Exercise prompt:
From the first line to the last, output the entries exactly.
'''
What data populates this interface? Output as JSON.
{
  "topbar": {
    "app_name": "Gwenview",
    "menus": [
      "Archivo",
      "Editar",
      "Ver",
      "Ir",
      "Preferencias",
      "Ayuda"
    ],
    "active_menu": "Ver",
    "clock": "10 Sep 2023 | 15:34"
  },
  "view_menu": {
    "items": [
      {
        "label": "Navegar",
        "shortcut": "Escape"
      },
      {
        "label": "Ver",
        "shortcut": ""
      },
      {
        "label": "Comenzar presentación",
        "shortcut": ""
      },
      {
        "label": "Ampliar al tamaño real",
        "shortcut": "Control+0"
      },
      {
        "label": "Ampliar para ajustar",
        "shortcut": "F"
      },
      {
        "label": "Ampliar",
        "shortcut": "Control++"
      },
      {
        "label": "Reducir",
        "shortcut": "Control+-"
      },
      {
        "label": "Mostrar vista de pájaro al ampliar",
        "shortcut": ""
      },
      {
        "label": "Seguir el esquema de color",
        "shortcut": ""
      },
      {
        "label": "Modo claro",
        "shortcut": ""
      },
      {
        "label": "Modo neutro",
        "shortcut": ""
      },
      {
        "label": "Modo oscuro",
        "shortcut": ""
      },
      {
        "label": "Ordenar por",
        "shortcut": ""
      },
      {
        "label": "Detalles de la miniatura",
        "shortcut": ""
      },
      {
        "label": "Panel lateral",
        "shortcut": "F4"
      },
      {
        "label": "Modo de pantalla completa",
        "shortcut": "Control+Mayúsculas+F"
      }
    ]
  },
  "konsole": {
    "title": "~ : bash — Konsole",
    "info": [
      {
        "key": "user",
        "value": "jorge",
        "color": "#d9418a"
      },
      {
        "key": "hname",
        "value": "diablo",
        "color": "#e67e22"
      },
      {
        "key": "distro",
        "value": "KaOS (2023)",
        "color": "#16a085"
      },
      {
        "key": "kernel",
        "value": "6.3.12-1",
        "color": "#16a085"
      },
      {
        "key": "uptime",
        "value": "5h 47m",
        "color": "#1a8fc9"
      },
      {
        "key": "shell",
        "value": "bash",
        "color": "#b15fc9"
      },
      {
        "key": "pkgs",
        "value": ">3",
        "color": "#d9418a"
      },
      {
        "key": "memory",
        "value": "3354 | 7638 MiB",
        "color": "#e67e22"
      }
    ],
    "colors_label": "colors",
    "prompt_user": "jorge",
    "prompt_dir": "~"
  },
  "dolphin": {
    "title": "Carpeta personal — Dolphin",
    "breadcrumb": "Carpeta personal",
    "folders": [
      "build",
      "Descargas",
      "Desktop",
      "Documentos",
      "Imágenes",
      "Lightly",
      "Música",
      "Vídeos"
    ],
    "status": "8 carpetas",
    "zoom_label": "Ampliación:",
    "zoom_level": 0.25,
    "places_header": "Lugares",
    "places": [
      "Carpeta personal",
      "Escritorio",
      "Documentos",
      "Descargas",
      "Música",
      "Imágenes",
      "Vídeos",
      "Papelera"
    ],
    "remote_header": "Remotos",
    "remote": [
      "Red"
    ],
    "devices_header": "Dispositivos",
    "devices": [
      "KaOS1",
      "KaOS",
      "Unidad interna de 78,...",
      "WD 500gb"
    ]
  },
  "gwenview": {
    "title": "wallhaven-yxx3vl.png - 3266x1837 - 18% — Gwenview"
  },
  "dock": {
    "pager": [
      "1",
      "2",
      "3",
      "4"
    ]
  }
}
'''
Task result:
What data populates this interface? Output as JSON.
{
  "topbar": {
    "app_name": "Gwenview",
    "menus": [
      "Archivo",
      "Editar",
      "Ver",
      "Ir",
      "Preferencias",
      "Ayuda"
    ],
    "active_menu": "Ver",
    "clock": "10 Sep 2023 | 15:34"
  },
  "view_menu": {
    "items": [
      {
        "label": "Navegar",
        "shortcut": "Escape"
      },
      {
        "label": "Ver",
        "shortcut": ""
      },
      {
        "label": "Comenzar presentación",
        "shortcut": ""
      },
      {
        "label": "Ampliar al tamaño real",
        "shortcut": "Control+0"
      },
      {
        "label": "Ampliar para ajustar",
        "shortcut": "F"
      },
      {
        "label": "Ampliar",
        "shortcut": "Control++"
      },
      {
        "label": "Reducir",
        "shortcut": "Control+-"
      },
      {
        "label": "Mostrar vista de pájaro al ampliar",
        "shortcut": ""
      },
      {
        "label": "Seguir el esquema de color",
        "shortcut": ""
      },
      {
        "label": "Modo claro",
        "shortcut": ""
      },
      {
        "label": "Modo neutro",
        "shortcut": ""
      },
      {
        "label": "Modo oscuro",
        "shortcut": ""
      },
      {
        "label": "Ordenar por",
        "shortcut": ""
      },
      {
        "label": "Detalles de la miniatura",
        "shortcut": ""
      },
      {
        "label": "Panel lateral",
        "shortcut": "F4"
      },
      {
        "label": "Modo de pantalla completa",
        "shortcut": "Control+Mayúsculas+F"
      }
    ]
  },
  "konsole": {
    "title": "~ : bash — Konsole",
    "info": [
      {
        "key": "user",
        "value": "jorge",
        "color": "#d9418a"
      },
      {
        "key": "hname",
        "value": "diablo",
        "color": "#e67e22"
      },
      {
        "key": "distro",
        "value": "KaOS (2023)",
        "color": "#16a085"
      },
      {
        "key": "kernel",
        "value": "6.3.12-1",
        "color": "#16a085"
      },
      {
        "key": "uptime",
        "value": "5h 47m",
        "color": "#1a8fc9"
      },
      {
        "key": "shell",
        "value": "bash",
        "color": "#b15fc9"
      },
      {
        "key": "pkgs",
        "value": ">3",
        "color": "#d9418a"
      },
      {
        "key": "memory",
        "value": "3354 | 7638 MiB",
        "color": "#e67e22"
      }
    ],
    "colors_label": "colors",
    "prompt_user": "jorge",
    "prompt_dir": "~"
  },
  "dolphin": {
    "title": "Carpeta personal — Dolphin",
    "breadcrumb": "Carpeta personal",
    "folders": [
      "build",
      "Descargas",
      "Desktop",
      "Documentos",
      "Imágenes",
      "Lightly",
      "Música",
      "Vídeos"
    ],
    "status": "8 carpetas",
    "zoom_label": "Ampliación:",
    "zoom_level": 0.25,
    "places_header": "Lugares",
    "places": [
      "Carpeta personal",
      "Escritorio",
      "Documentos",
      "Descargas",
      "Música",
      "Imágenes",
      "Vídeos",
      "Papelera"
    ],
    "remote_header": "Remotos",
    "remote": [
      "Red"
    ],
    "devices_header": "Dispositivos",
    "devices": [
      "KaOS1",
      "KaOS",
      "Unidad interna de 78,...",
      "WD 500gb"
    ]
  },
  "gwenview": {
    "title": "wallhaven-yxx3vl.png - 3266x1837 - 18% — Gwenview"
  },
  "dock": {
    "pager": [
      "1",
      "2",
      "3",
      "4"
    ]
  }
}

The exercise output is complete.